**THE RECORDS:**
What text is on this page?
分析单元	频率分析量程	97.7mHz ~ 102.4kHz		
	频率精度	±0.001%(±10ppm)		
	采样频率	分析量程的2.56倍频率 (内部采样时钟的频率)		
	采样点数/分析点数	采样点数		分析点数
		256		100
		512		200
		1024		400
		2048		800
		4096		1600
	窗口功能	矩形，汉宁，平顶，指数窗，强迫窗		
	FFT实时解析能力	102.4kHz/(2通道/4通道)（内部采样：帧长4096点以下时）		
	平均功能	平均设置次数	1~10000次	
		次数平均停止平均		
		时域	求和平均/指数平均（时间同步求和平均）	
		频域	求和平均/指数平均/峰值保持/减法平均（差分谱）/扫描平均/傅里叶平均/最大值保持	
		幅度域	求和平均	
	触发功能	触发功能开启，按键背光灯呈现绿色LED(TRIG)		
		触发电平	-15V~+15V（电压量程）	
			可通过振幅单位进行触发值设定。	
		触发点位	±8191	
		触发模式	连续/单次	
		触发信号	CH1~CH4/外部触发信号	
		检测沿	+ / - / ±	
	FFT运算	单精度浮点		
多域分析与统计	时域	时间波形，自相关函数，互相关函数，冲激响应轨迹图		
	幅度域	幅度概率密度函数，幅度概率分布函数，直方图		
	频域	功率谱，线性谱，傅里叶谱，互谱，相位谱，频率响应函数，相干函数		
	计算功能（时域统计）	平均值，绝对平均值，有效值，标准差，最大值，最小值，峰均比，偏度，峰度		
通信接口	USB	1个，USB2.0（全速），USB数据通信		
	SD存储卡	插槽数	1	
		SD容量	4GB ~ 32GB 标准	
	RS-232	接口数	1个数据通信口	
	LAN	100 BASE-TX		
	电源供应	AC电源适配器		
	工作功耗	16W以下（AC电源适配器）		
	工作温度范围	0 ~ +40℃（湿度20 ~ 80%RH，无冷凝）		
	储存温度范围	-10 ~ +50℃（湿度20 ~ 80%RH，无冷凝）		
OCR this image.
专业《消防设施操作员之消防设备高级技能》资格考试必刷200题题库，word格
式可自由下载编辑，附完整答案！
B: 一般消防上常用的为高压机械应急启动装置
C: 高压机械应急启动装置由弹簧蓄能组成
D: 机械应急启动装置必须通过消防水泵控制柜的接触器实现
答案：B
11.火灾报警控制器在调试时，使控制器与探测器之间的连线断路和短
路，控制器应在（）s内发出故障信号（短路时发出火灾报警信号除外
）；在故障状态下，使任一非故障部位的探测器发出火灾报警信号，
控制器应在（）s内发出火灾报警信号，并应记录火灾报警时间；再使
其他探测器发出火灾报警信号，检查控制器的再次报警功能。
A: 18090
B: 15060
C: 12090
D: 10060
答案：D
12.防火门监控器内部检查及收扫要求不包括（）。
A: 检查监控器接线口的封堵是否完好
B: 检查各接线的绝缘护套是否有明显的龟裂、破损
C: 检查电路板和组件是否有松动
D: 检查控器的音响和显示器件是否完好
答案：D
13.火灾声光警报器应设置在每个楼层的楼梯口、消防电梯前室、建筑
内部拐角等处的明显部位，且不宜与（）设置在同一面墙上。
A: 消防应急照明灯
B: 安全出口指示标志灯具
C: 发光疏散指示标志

**PROMPT:** Repeat the data in its entirety, character for character.

**TASK RESPONSE:**
What text is on this page?
分析单元	频率分析量程	97.7mHz ~ 102.4kHz		
	频率精度	±0.001%(±10ppm)		
	采样频率	分析量程的2.56倍频率 (内部采样时钟的频率)		
	采样点数/分析点数	采样点数		分析点数
		256		100
		512		200
		1024		400
		2048		800
		4096		1600
	窗口功能	矩形，汉宁，平顶，指数窗，强迫窗		
	FFT实时解析能力	102.4kHz/(2通道/4通道)（内部采样：帧长4096点以下时）		
	平均功能	平均设置次数	1~10000次	
		次数平均停止平均		
		时域	求和平均/指数平均（时间同步求和平均）	
		频域	求和平均/指数平均/峰值保持/减法平均（差分谱）/扫描平均/傅里叶平均/最大值保持	
		幅度域	求和平均	
	触发功能	触发功能开启，按键背光灯呈现绿色LED(TRIG)		
		触发电平	-15V~+15V（电压量程）	
			可通过振幅单位进行触发值设定。	
		触发点位	±8191	
		触发模式	连续/单次	
		触发信号	CH1~CH4/外部触发信号	
		检测沿	+ / - / ±	
	FFT运算	单精度浮点		
多域分析与统计	时域	时间波形，自相关函数，互相关函数，冲激响应轨迹图		
	幅度域	幅度概率密度函数，幅度概率分布函数，直方图		
	频域	功率谱，线性谱，傅里叶谱，互谱，相位谱，频率响应函数，相干函数		
	计算功能（时域统计）	平均值，绝对平均值，有效值，标准差，最大值，最小值，峰均比，偏度，峰度		
通信接口	USB	1个，USB2.0（全速），USB数据通信		
	SD存储卡	插槽数	1	
		SD容量	4GB ~ 32GB 标准	
	RS-232	接口数	1个数据通信口	
	LAN	100 BASE-TX		
	电源供应	AC电源适配器		
	工作功耗	16W以下（AC电源适配器）		
	工作温度范围	0 ~ +40℃（湿度20 ~ 80%RH，无冷凝）		
	储存温度范围	-10 ~ +50℃（湿度20 ~ 80%RH，无冷凝）		
OCR this image.
专业《消防设施操作员之消防设备高级技能》资格考试必刷200题题库，word格
式可自由下载编辑，附完整答案！
B: 一般消防上常用的为高压机械应急启动装置
C: 高压机械应急启动装置由弹簧蓄能组成
D: 机械应急启动装置必须通过消防水泵控制柜的接触器实现
答案：B
11.火灾报警控制器在调试时，使控制器与探测器之间的连线断路和短
路，控制器应在（）s内发出故障信号（短路时发出火灾报警信号除外
）；在故障状态下，使任一非故障部位的探测器发出火灾报警信号，
控制器应在（）s内发出火灾报警信号，并应记录火灾报警时间；再使
其他探测器发出火灾报警信号，检查控制器的再次报警功能。
A: 18090
B: 15060
C: 12090
D: 10060
答案：D
12.防火门监控器内部检查及收扫要求不包括（）。
A: 检查监控器接线口的封堵是否完好
B: 检查各接线的绝缘护套是否有明显的龟裂、破损
C: 检查电路板和组件是否有松动
D: 检查控器的音响和显示器件是否完好
答案：D
13.火灾声光警报器应设置在每个楼层的楼梯口、消防电梯前室、建筑
内部拐角等处的明显部位，且不宜与（）设置在同一面墙上。
A: 消防应急照明灯
B: 安全出口指示标志灯具
C: 发光疏散指示标志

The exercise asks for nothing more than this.